▶ _Übungsfragen_
(a) Wer hat laut dem Artikel über die Kindergärten in Eimeldingen den Bedarfsplan im Gemeinderat vorgestellt?
(b) Schreib den Artikel über die Kindergärten in Eimeldingen nach seinem letzten Satz weiter.

▶ _Text zum Lesen_
+--
Eimeldingen Weichen für die Zukunft stellen

In Eimeldingen muss mit der Einrichtung einer weiteren Kindergartengruppe auf den in Zukunft steigenden Bedarf reagiert werdenFoto: sba Foto: Weiler Zeitung

Die Kindergärten in Eimeldingen sind fast vollständig ausgelastet. Gleichzeitig entsteht in der Gemeinde in den kommenden Jahren neuer Wohnraum, weshalb der Bedarf weiter steigen wird. Durch die Einrichtung einer zusätzlichen Gruppe soll nun Abhilfe geschaffen werden. Das muss schnell gehen – und wird nicht billig.

Von Ingmar Lorenz

Eimeldingen. Die Kindergärten sind „voll bis zum Rand“, brachte Cornelia Flury die Situation prägnant auf den Punkt. Die Verwaltungsmitarbeiterin stellte den Bedarfsplan der Kindertageseinrichtungen in Eimeldingen in der jüngsten Sitzung des Gemeinderats vor. Lediglich im Schnäggehüsli gebe es noch einige Plätze, wobei der herrschende Personalmangel eine weitere Auslastung aber nur bedingt zulasse.

Kaum noch Kapazitäten

Auch der kirchliche Kindergarten Sankt Martin habe kaum noch Kapazitäten, erklärte Flury, was auch die in der Sitzung anwesende Kindergartenleiterin Andrea Kosub bestätigte.

Eine Herausforderung stelle mit Blick auf die vorhandenen Plätze der verspätete Übergang vom Kindergarten in die Schule dar. Denn ein Teil der Jüngeren rückt weiterhin in die Ü3-Betreuung auf, wo dann aber durch Kinder, die später eingeschult werden, weniger Plätze zur Verfügung stehen.
+--
(Gespeicherte Dateneinträge)

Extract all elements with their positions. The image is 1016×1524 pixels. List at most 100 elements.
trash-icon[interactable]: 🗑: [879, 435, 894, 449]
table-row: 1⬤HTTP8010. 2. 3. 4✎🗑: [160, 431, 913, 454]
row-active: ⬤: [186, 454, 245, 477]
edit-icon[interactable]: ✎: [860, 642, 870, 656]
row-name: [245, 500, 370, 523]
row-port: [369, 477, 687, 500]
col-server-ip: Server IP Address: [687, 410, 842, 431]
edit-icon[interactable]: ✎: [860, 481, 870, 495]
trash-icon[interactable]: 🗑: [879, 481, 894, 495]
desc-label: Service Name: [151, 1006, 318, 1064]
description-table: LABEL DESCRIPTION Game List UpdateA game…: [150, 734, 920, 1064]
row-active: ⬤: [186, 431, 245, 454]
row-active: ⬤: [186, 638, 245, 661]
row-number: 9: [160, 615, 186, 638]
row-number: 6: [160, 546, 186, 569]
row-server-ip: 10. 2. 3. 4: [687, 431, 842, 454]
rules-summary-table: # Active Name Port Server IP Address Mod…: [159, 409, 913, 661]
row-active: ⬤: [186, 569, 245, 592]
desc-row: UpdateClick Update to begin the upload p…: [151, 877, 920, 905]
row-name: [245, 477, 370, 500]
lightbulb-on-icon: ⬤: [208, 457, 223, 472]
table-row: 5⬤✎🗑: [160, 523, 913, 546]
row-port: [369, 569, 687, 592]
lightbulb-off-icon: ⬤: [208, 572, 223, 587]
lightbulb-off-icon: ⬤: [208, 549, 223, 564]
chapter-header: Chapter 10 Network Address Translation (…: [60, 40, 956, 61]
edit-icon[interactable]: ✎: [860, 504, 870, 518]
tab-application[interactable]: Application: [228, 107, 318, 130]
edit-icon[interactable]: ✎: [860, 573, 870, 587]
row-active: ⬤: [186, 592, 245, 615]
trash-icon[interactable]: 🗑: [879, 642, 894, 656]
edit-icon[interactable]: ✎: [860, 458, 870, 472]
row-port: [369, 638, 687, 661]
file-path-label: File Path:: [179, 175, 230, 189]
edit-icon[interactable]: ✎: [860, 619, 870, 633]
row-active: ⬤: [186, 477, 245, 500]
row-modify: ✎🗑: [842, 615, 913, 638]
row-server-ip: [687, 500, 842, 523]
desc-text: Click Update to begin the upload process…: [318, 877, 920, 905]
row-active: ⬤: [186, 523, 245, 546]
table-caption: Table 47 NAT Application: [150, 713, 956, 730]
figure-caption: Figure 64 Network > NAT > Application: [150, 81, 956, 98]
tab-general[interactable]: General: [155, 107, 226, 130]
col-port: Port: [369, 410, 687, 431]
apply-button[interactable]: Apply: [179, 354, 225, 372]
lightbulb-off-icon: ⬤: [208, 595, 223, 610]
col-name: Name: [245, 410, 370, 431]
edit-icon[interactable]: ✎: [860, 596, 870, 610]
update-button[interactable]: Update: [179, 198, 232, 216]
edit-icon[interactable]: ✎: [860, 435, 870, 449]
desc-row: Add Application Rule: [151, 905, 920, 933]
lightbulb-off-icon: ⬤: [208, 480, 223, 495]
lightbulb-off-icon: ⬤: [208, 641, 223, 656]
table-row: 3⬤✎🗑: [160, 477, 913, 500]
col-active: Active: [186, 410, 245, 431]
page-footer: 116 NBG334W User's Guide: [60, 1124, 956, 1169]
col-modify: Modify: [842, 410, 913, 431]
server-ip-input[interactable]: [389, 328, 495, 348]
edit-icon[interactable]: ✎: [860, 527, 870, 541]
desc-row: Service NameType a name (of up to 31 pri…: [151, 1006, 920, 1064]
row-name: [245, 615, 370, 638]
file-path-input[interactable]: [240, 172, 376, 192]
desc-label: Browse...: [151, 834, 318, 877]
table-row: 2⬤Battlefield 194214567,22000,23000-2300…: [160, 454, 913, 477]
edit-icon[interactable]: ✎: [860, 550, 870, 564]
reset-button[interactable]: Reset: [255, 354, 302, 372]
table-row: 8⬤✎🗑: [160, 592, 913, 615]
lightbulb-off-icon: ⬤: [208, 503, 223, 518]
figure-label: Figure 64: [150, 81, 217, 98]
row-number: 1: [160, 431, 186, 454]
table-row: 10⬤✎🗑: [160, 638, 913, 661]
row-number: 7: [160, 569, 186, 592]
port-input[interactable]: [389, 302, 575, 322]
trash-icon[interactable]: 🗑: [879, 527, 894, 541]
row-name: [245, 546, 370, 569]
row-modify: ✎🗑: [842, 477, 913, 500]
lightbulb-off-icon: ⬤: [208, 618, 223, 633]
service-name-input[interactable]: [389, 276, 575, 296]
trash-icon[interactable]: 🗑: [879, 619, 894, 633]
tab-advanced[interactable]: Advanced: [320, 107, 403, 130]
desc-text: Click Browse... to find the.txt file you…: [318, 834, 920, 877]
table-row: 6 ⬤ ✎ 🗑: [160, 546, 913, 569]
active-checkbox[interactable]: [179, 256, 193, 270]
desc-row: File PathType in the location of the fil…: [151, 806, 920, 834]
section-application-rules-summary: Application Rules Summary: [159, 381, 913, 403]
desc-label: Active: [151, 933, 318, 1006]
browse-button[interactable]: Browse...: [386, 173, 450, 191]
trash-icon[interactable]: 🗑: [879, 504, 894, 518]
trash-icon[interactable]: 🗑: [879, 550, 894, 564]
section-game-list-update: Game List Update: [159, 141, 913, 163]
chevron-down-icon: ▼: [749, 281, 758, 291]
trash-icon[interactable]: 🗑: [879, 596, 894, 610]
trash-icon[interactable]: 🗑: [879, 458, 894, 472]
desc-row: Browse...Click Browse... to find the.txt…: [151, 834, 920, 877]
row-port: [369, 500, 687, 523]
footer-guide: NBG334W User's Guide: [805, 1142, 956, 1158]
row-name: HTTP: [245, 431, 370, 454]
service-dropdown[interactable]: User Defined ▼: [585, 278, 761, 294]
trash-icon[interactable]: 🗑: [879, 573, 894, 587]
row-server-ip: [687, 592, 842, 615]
+--
▶ _Antworten der Reihe nach_
(a) Die Verwaltungsmitarbeiterin Cornelia Flury.

(b)
Zugleich besteht für die Eltern ein rechtlicher Anspruch für einen Betreuungsplatz für ihre Kinder. Durch die Kooperation mit Tagespflegepersonen und durch einige noch vorhandene Plätze im Schnäggehüsli könne die Situation aktuell noch bewältigt werden, klar sei aber, dass die Gemeinde mit Blick auf die Zukunft handeln muss. Denn in die geplanten Wohngebiete „An der Kander“, „Malzholzweg“ und „Neue Ortsmitte“ werden auch junge Familien ziehen, die entweder schon kleine Kinder haben, oder bei denen der Nachwuchs nicht lange auf sich warten lassen wird. In den neuen Baugebieten werden etwa 104 neue Wohneinheiten entstehen, legte Flury dar. Das Landratsamt empfiehlt auf statistischen Grundlagen, dass pro 100 Wohneinheiten eine neue Kindergarten- beziehungsweise Krippengruppe eingerichtet wird. Zudem wohnen bereits Paare in Eimeldingen, bei denen sich in naher Zukunft Nachwuchs einstellen könnte. Wie verlässlich die diesbezüglichen Statistiken seien, müsse sich vor dem Hintergrund der Corona-Krise und dem damit verbundenen Plus an Zeit, die viele Paare gemeinsam verbringen, aber erst noch zeigen.

Möglichkeiten prüfen

Für die Gemeinde Eimeldingen steht in jedem Fall fest, dass eine neue Gruppe zur Kinderbetreuung eingerichtet werden muss und voraussichtlich einer der beiden Kindergärten erweitert wird. Verschiedene Szenarien seien denkbar, legte Bürgermeister Oliver Friebolin dar. Diese müssten von einem Architekten geprüft werden. Wie die Erweiterung konkret aussehen wird, steht also noch nicht fest.

Klar ist allerdings bereits, dass es nicht billig wird. „Wir sprechen von über einer Million Euro“, erklärte Friebolin. Auch erklärte der Bürgermeister, dass die „Hardware“, also die tatsächliche räumliche Erweiterung, nicht alles sei. Denn der Gemeinde werden durch die Erweiterung auch zusätzliche Personalkosten entstehen.

Zudem müsse man sich beim weiteren Vorgehen beeilen, hieß es seitens der Verwaltung. Denn laut der neuesten Verwaltungsvorschrift des Bundesinvestitionsprogramms „Kinderbetreuungsfinanzierung“ können für neu geschaffene Plätze zwar unterschiedliche Fördergelder beantragt werden, allerdings müssen Anträge samt aller notwendigen Unterlagen bis zum 31. März gestellt werden. „Die Zeit drängt brutal“, fasste Flury zusammen.

Frage nach Förderung

Im Zuge der anschließenden Diskussion wurde darauf hingewiesen, dass voraussichtlich auch in Zukunft weitere Förderprojekte aufgelegt werden, allerdings wies Flury darauf hin, dass man nie mit Sicherheit absehen könne, wann diese greifen.

Die Gemeinderäte beauftragten die Verwaltung schließlich einmütig, die Erweiterungsmöglichkeiten der Kindergärten zu prüfen. Man werde zeitnah das weitere Vorgehen erneut im Gemeinderat vorstellen, so der Bürgermeister abschließend.